• **RECORDS PROVIDED**:
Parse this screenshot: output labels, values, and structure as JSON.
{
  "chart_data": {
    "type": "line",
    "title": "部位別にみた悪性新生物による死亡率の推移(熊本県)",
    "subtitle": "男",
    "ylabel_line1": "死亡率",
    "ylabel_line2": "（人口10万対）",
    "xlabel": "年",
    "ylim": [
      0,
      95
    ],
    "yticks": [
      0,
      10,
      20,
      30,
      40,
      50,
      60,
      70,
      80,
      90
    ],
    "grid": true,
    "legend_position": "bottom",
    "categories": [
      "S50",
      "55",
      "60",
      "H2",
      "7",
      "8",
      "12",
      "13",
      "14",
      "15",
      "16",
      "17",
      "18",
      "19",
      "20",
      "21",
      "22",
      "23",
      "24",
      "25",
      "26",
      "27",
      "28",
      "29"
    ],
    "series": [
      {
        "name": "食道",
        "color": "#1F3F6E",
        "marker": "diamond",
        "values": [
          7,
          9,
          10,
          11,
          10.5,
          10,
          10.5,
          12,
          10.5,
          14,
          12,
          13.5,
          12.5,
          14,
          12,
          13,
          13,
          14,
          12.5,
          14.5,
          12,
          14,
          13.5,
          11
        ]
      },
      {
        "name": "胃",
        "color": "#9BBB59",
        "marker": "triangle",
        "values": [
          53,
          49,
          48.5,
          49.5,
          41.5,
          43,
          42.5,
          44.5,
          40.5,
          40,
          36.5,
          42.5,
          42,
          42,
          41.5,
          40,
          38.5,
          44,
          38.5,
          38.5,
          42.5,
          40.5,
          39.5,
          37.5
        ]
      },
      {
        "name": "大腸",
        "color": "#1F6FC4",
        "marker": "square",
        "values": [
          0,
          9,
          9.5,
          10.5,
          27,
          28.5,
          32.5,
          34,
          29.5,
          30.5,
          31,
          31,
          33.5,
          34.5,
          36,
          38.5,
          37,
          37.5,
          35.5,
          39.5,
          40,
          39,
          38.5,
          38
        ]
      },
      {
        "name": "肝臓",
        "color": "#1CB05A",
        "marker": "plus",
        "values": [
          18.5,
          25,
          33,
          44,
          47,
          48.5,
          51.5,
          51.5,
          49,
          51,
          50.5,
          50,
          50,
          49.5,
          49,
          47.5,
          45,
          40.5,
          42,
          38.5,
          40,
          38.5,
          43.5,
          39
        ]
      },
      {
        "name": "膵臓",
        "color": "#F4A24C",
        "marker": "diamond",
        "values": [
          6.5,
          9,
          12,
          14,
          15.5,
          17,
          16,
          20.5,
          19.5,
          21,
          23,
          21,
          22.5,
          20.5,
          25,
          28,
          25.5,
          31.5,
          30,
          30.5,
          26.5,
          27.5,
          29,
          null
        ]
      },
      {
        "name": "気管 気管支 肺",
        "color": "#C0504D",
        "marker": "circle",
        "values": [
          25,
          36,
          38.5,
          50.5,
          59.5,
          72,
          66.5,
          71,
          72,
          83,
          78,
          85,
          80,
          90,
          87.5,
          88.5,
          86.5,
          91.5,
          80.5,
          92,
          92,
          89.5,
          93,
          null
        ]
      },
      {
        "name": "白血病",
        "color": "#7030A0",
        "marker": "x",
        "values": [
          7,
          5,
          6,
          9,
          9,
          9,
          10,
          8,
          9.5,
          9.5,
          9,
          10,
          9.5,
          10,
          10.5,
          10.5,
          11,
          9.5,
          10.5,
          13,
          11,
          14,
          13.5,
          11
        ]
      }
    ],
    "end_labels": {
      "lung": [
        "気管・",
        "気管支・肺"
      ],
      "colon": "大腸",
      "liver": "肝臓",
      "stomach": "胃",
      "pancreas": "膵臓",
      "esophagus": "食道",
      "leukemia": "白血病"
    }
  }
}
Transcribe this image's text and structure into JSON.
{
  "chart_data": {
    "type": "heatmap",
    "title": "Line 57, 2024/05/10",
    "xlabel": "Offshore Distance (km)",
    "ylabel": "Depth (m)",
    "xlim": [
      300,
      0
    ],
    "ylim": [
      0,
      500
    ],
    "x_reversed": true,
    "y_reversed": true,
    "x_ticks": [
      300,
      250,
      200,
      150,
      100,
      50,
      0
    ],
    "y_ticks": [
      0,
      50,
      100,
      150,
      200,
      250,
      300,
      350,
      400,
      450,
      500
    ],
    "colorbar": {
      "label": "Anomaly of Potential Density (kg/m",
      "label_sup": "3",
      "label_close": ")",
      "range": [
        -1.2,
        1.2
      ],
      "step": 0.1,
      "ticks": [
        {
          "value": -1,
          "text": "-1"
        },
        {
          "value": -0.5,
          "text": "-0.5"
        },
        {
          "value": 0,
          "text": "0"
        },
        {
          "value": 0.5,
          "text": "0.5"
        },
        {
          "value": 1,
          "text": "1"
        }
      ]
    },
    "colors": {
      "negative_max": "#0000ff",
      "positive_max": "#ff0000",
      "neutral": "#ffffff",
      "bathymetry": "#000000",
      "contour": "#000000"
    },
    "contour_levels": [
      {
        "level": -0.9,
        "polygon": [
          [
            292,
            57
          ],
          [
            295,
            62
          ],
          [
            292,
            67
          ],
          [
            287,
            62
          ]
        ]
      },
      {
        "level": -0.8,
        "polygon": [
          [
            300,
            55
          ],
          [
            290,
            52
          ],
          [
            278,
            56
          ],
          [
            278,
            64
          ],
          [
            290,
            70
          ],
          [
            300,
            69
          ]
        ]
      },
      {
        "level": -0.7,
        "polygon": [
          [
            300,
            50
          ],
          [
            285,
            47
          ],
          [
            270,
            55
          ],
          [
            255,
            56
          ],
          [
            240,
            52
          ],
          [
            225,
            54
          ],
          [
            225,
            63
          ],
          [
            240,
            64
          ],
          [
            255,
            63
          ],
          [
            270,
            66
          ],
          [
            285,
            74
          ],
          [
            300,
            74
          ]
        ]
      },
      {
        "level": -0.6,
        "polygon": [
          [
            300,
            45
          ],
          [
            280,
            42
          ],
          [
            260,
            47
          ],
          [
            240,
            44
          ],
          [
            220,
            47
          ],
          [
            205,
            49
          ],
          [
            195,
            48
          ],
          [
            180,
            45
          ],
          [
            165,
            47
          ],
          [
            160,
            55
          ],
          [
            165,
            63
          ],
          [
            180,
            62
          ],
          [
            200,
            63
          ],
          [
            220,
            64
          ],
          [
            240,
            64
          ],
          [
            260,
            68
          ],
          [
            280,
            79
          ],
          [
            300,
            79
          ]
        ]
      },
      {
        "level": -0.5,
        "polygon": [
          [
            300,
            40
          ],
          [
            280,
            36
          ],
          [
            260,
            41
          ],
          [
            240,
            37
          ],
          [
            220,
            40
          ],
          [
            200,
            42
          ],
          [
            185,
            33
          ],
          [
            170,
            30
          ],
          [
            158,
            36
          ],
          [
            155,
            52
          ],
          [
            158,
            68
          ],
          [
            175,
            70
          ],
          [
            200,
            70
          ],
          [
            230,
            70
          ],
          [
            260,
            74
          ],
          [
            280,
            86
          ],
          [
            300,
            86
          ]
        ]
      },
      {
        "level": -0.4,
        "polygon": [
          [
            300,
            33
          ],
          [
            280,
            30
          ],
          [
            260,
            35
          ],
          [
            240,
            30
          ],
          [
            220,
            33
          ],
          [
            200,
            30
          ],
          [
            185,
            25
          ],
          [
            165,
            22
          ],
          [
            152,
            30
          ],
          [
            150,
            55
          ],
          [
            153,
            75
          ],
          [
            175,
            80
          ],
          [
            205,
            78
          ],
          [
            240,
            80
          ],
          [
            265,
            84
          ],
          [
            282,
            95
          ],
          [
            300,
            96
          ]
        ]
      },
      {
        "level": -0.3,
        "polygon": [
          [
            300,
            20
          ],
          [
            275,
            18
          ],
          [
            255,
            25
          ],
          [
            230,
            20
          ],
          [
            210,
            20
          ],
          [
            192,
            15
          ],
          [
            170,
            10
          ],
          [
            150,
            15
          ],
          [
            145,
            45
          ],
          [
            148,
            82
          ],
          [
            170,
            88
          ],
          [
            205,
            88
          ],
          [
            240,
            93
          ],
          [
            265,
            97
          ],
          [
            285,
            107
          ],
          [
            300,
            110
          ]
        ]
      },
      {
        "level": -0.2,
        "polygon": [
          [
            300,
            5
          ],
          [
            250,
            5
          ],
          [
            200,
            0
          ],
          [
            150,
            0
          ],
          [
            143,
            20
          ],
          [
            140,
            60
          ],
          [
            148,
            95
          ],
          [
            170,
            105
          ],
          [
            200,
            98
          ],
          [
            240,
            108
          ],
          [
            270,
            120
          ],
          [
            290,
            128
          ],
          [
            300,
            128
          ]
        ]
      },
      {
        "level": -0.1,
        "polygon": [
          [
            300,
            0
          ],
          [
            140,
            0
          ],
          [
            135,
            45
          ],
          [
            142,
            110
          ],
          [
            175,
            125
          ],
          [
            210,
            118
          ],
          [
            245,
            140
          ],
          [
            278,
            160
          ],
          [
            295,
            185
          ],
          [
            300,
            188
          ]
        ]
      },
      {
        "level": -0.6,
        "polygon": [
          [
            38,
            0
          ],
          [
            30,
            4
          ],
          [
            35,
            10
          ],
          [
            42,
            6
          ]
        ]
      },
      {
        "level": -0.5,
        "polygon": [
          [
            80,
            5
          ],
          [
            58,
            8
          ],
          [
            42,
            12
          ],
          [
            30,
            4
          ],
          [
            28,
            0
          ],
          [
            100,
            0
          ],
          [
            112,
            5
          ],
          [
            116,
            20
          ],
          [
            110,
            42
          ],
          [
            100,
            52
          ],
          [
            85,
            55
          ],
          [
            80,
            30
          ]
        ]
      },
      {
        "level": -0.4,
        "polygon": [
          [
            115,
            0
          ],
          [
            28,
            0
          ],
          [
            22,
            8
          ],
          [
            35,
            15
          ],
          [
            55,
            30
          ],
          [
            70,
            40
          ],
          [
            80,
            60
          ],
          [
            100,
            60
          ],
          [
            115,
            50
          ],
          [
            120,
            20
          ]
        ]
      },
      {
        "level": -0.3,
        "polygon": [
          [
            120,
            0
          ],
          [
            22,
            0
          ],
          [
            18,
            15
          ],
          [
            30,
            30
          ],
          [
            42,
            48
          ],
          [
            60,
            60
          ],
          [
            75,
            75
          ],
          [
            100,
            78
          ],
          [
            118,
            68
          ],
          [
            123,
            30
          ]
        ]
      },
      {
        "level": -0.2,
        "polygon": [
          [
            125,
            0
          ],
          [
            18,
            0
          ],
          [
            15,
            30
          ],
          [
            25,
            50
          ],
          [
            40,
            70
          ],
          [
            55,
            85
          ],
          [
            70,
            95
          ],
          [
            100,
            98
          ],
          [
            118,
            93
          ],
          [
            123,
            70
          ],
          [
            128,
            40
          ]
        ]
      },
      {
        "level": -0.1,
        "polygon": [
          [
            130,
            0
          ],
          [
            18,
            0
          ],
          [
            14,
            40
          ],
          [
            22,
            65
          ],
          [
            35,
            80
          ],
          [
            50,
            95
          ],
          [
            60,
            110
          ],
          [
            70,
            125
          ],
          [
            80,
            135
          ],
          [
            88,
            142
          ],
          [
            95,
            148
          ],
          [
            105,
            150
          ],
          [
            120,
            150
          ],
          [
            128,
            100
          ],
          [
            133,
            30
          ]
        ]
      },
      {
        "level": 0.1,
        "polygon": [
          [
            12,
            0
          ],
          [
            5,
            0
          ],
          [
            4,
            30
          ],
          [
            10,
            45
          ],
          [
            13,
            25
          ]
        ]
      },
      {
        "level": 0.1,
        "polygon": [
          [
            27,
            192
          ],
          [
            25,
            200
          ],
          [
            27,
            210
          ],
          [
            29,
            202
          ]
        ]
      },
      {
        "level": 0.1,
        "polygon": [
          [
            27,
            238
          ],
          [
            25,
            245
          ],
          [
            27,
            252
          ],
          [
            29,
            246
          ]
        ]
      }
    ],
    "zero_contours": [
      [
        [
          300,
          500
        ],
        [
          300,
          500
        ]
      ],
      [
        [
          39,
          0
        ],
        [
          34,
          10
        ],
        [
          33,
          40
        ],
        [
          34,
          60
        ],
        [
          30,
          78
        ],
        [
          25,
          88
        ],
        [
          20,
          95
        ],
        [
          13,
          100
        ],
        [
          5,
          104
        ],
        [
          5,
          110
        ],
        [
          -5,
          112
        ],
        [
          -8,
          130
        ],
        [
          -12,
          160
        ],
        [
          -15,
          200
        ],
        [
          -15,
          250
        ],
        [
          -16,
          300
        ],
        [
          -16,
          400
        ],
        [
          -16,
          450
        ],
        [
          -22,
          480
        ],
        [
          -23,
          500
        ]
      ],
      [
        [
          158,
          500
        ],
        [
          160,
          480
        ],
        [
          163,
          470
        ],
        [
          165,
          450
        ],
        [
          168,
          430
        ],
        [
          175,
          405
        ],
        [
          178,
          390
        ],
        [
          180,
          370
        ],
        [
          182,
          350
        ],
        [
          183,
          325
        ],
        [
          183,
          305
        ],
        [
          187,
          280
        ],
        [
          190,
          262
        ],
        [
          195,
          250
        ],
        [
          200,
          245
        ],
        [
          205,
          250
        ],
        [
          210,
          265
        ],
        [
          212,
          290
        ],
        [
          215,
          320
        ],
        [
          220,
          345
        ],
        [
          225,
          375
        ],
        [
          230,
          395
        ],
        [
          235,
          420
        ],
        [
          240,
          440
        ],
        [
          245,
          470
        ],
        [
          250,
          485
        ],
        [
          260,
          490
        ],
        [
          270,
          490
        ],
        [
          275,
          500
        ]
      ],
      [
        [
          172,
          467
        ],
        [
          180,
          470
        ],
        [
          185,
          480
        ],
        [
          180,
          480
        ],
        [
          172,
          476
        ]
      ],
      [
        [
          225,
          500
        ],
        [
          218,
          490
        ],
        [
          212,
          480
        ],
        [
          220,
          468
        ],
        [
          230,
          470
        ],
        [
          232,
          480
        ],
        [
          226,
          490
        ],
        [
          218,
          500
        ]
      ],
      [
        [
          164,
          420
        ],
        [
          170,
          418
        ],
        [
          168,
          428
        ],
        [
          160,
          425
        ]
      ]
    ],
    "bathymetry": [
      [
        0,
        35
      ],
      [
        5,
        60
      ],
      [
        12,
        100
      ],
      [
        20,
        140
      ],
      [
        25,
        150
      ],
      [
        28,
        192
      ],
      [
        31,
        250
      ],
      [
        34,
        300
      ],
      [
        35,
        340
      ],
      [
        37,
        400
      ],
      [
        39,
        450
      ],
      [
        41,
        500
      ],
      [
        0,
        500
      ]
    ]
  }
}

• **GIVEN REQUEST**:
Identify which lines contain the word "xlabel" and copy each one.

• **WRITTEN SOLUTION**:
    "xlabel": "年",
    "xlabel": "Offshore Distance (km)",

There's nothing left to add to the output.